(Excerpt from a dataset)
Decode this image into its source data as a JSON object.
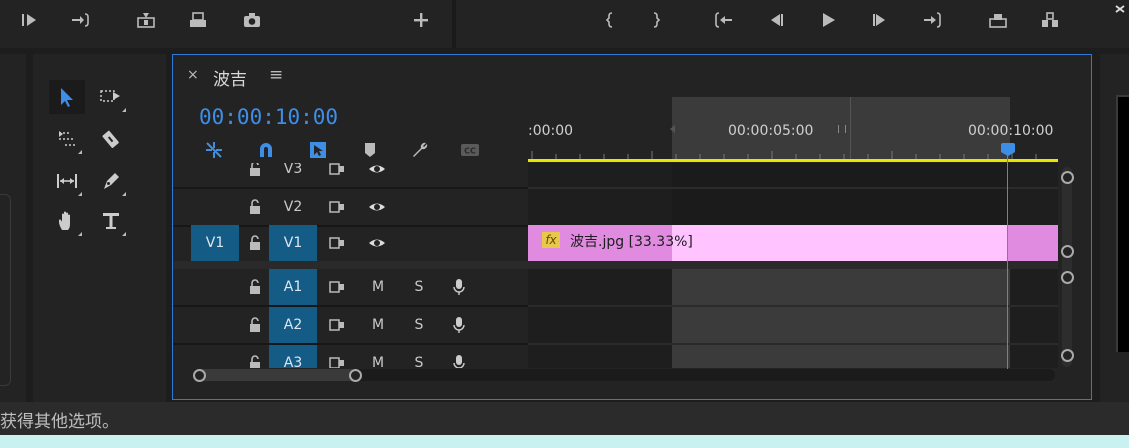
{
  "timeline": {
    "close": "×",
    "title": "波吉",
    "menu": "≡",
    "timecode": "00:00:10:00",
    "ruler_labels": [
      ":00:00",
      "00:00:05:00",
      "00:00:10:00"
    ]
  },
  "tracks": {
    "video": [
      {
        "name": "V3"
      },
      {
        "name": "V2"
      },
      {
        "name": "V1",
        "source": "V1"
      }
    ],
    "audio": [
      {
        "name": "A1",
        "mute": "M",
        "solo": "S"
      },
      {
        "name": "A2",
        "mute": "M",
        "solo": "S"
      },
      {
        "name": "A3",
        "mute": "M",
        "solo": "S"
      }
    ]
  },
  "clip": {
    "fx": "fx",
    "label": "波吉.jpg [33.33%]"
  },
  "status": {
    "text": "获得其他选项。"
  },
  "colors": {
    "accent": "#3f8ee6",
    "clip": "#ffc3ff",
    "track_selected": "#145b86",
    "work_area_bar": "#e8e600"
  }
}
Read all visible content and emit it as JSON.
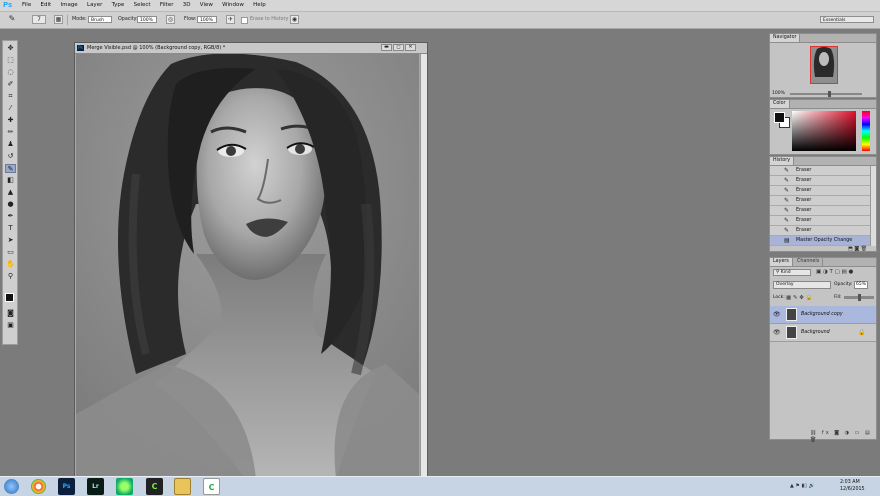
{
  "menu": {
    "logo": "Ps",
    "items": [
      "File",
      "Edit",
      "Image",
      "Layer",
      "Type",
      "Select",
      "Filter",
      "3D",
      "View",
      "Window",
      "Help"
    ]
  },
  "options": {
    "brush_size": "7",
    "mode_label": "Mode:",
    "mode_value": "Brush",
    "opacity_label": "Opacity:",
    "opacity_value": "100%",
    "flow_label": "Flow:",
    "flow_value": "100%",
    "erase_history_label": "Erase to History",
    "workspace": "Essentials"
  },
  "document": {
    "title": "Merge Visible.psd @ 100% (Background copy, RGB/8) *",
    "minimize": "▬",
    "restore": "◻",
    "close": "✕"
  },
  "navigator": {
    "tab": "Navigator",
    "zoom": "100%"
  },
  "color": {
    "tab": "Color"
  },
  "history": {
    "tab": "History",
    "items": [
      {
        "label": "Eraser",
        "active": false
      },
      {
        "label": "Eraser",
        "active": false
      },
      {
        "label": "Eraser",
        "active": false
      },
      {
        "label": "Eraser",
        "active": false
      },
      {
        "label": "Eraser",
        "active": false
      },
      {
        "label": "Eraser",
        "active": false
      },
      {
        "label": "Eraser",
        "active": false
      },
      {
        "label": "Master Opacity Change",
        "active": true
      }
    ]
  },
  "layers": {
    "tab": "Layers",
    "tab2": "Channels",
    "filter": "Kind",
    "blend_mode": "Overlay",
    "opacity_label": "Opacity:",
    "opacity_value": "65%",
    "lock_label": "Lock:",
    "fill_label": "Fill:",
    "rows": [
      {
        "name": "Background copy",
        "active": true
      },
      {
        "name": "Background",
        "active": false
      }
    ]
  },
  "taskbar": {
    "time": "2:03 AM",
    "date": "12/6/2015",
    "apps": [
      "Ps",
      "Lr",
      "C",
      "C"
    ]
  },
  "colors": {
    "accent": "#2aa7ff",
    "selection": "#a9b8dc"
  }
}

- _WHAT YOU ARE ASKED TO DO_: Output all of the data exactly as it stands, minus any images.

- _EXERCISE RESPONSE_:
Decode this image into its source data as a JSON object.
{
  "timeline": {
    "close": "×",
    "title": "波吉",
    "menu": "≡",
    "timecode": "00:00:10:00",
    "ruler_labels": [
      ":00:00",
      "00:00:05:00",
      "00:00:10:00"
    ]
  },
  "tracks": {
    "video": [
      {
        "name": "V3"
      },
      {
        "name": "V2"
      },
      {
        "name": "V1",
        "source": "V1"
      }
    ],
    "audio": [
      {
        "name": "A1",
        "mute": "M",
        "solo": "S"
      },
      {
        "name": "A2",
        "mute": "M",
        "solo": "S"
      },
      {
        "name": "A3",
        "mute": "M",
        "solo": "S"
      }
    ]
  },
  "clip": {
    "fx": "fx",
    "label": "波吉.jpg [33.33%]"
  },
  "status": {
    "text": "获得其他选项。"
  },
  "colors": {
    "accent": "#3f8ee6",
    "clip": "#ffc3ff",
    "track_selected": "#145b86",
    "work_area_bar": "#e8e600"
  }
}
Read all visible content and emit it as JSON.
{
  "menu": {
    "logo": "Ps",
    "items": [
      "File",
      "Edit",
      "Image",
      "Layer",
      "Type",
      "Select",
      "Filter",
      "3D",
      "View",
      "Window",
      "Help"
    ]
  },
  "options": {
    "brush_size": "7",
    "mode_label": "Mode:",
    "mode_value": "Brush",
    "opacity_label": "Opacity:",
    "opacity_value": "100%",
    "flow_label": "Flow:",
    "flow_value": "100%",
    "erase_history_label": "Erase to History",
    "workspace": "Essentials"
  },
  "document": {
    "title": "Merge Visible.psd @ 100% (Background copy, RGB/8) *",
    "minimize": "▬",
    "restore": "◻",
    "close": "✕"
  },
  "navigator": {
    "tab": "Navigator",
    "zoom": "100%"
  },
  "color": {
    "tab": "Color"
  },
  "history": {
    "tab": "History",
    "items": [
      {
        "label": "Eraser",
        "active": false
      },
      {
        "label": "Eraser",
        "active": false
      },
      {
        "label": "Eraser",
        "active": false
      },
      {
        "label": "Eraser",
        "active": false
      },
      {
        "label": "Eraser",
        "active": false
      },
      {
        "label": "Eraser",
        "active": false
      },
      {
        "label": "Eraser",
        "active": false
      },
      {
        "label": "Master Opacity Change",
        "active": true
      }
    ]
  },
  "layers": {
    "tab": "Layers",
    "tab2": "Channels",
    "filter": "Kind",
    "blend_mode": "Overlay",
    "opacity_label": "Opacity:",
    "opacity_value": "65%",
    "lock_label": "Lock:",
    "fill_label": "Fill:",
    "rows": [
      {
        "name": "Background copy",
        "active": true
      },
      {
        "name": "Background",
        "active": false
      }
    ]
  },
  "taskbar": {
    "time": "2:03 AM",
    "date": "12/6/2015",
    "apps": [
      "Ps",
      "Lr",
      "C",
      "C"
    ]
  },
  "colors": {
    "accent": "#2aa7ff",
    "selection": "#a9b8dc"
  }
}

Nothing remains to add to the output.